— Start of Given entries —

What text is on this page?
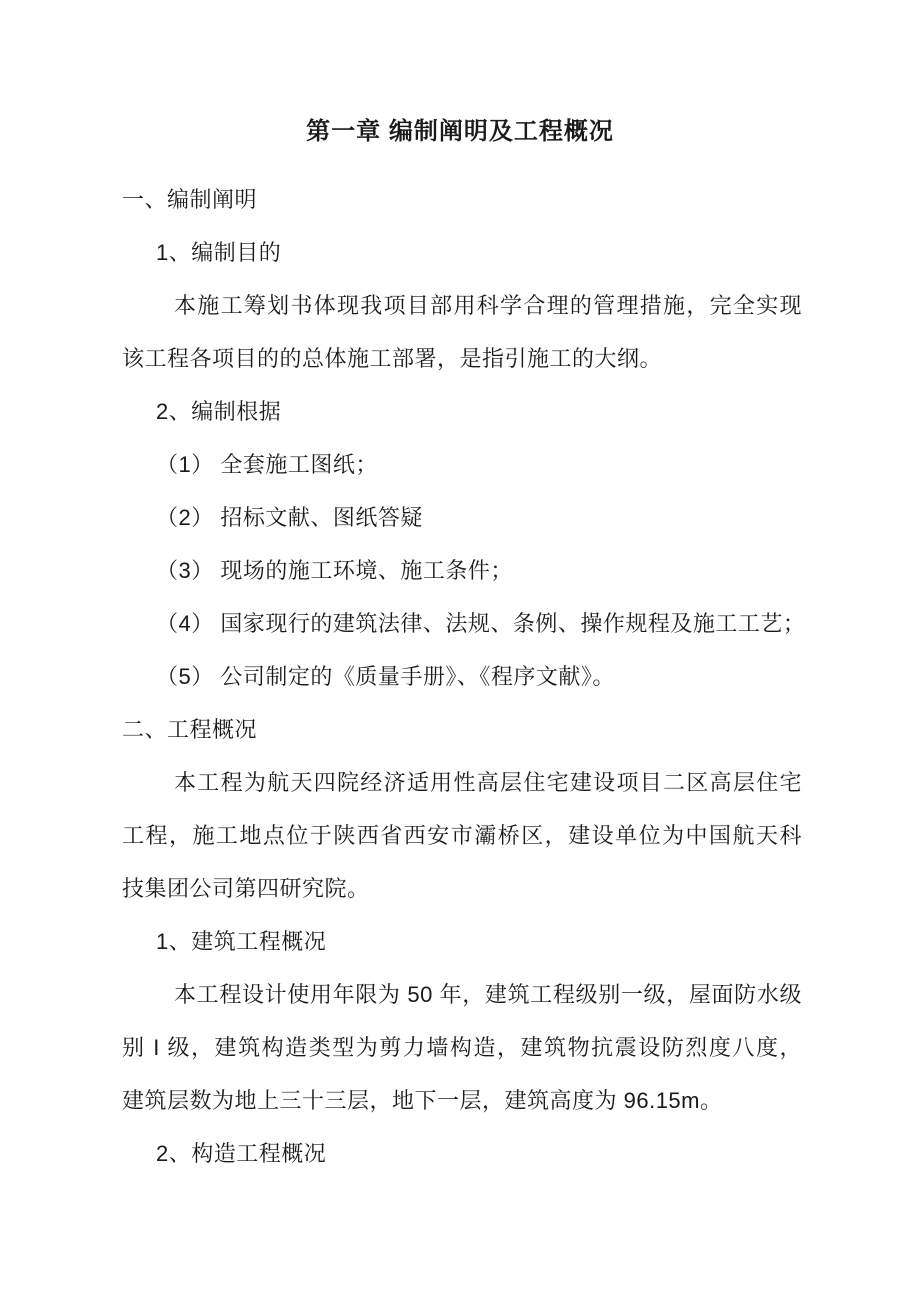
第一章 编制阐明及工程概况
一、编制阐明
1、编制目的
本施工筹划书体现我项目部用科学合理的管理措施，完全实现
该工程各项目的的总体施工部署，是指引施工的大纲。
2、编制根据
（1） 全套施工图纸；
（2） 招标文献、图纸答疑
（3） 现场的施工环境、施工条件；
（4） 国家现行的建筑法律、法规、条例、操作规程及施工工艺；
（5） 公司制定的《质量手册》、《程序文献》。
二、工程概况
本工程为航天四院经济适用性高层住宅建设项目二区高层住宅
工程，施工地点位于陕西省西安市灞桥区，建设单位为中国航天科
技集团公司第四研究院。
1、建筑工程概况
本工程设计使用年限为 50 年，建筑工程级别一级，屋面防水级
别 I 级，建筑构造类型为剪力墙构造，建筑物抗震设防烈度八度，
建筑层数为地上三十三层，地下一层，建筑高度为 96.15m。
2、构造工程概况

— End of Given entries —

» **Your task**
Without including any pictures, reproduce the listing exactly.

» **Result for this task**
What text is on this page?
第一章 编制阐明及工程概况
一、编制阐明
1、编制目的
本施工筹划书体现我项目部用科学合理的管理措施，完全实现
该工程各项目的的总体施工部署，是指引施工的大纲。
2、编制根据
（1） 全套施工图纸；
（2） 招标文献、图纸答疑
（3） 现场的施工环境、施工条件；
（4） 国家现行的建筑法律、法规、条例、操作规程及施工工艺；
（5） 公司制定的《质量手册》、《程序文献》。
二、工程概况
本工程为航天四院经济适用性高层住宅建设项目二区高层住宅
工程，施工地点位于陕西省西安市灞桥区，建设单位为中国航天科
技集团公司第四研究院。
1、建筑工程概况
本工程设计使用年限为 50 年，建筑工程级别一级，屋面防水级
别 I 级，建筑构造类型为剪力墙构造，建筑物抗震设防烈度八度，
建筑层数为地上三十三层，地下一层，建筑高度为 96.15m。
2、构造工程概况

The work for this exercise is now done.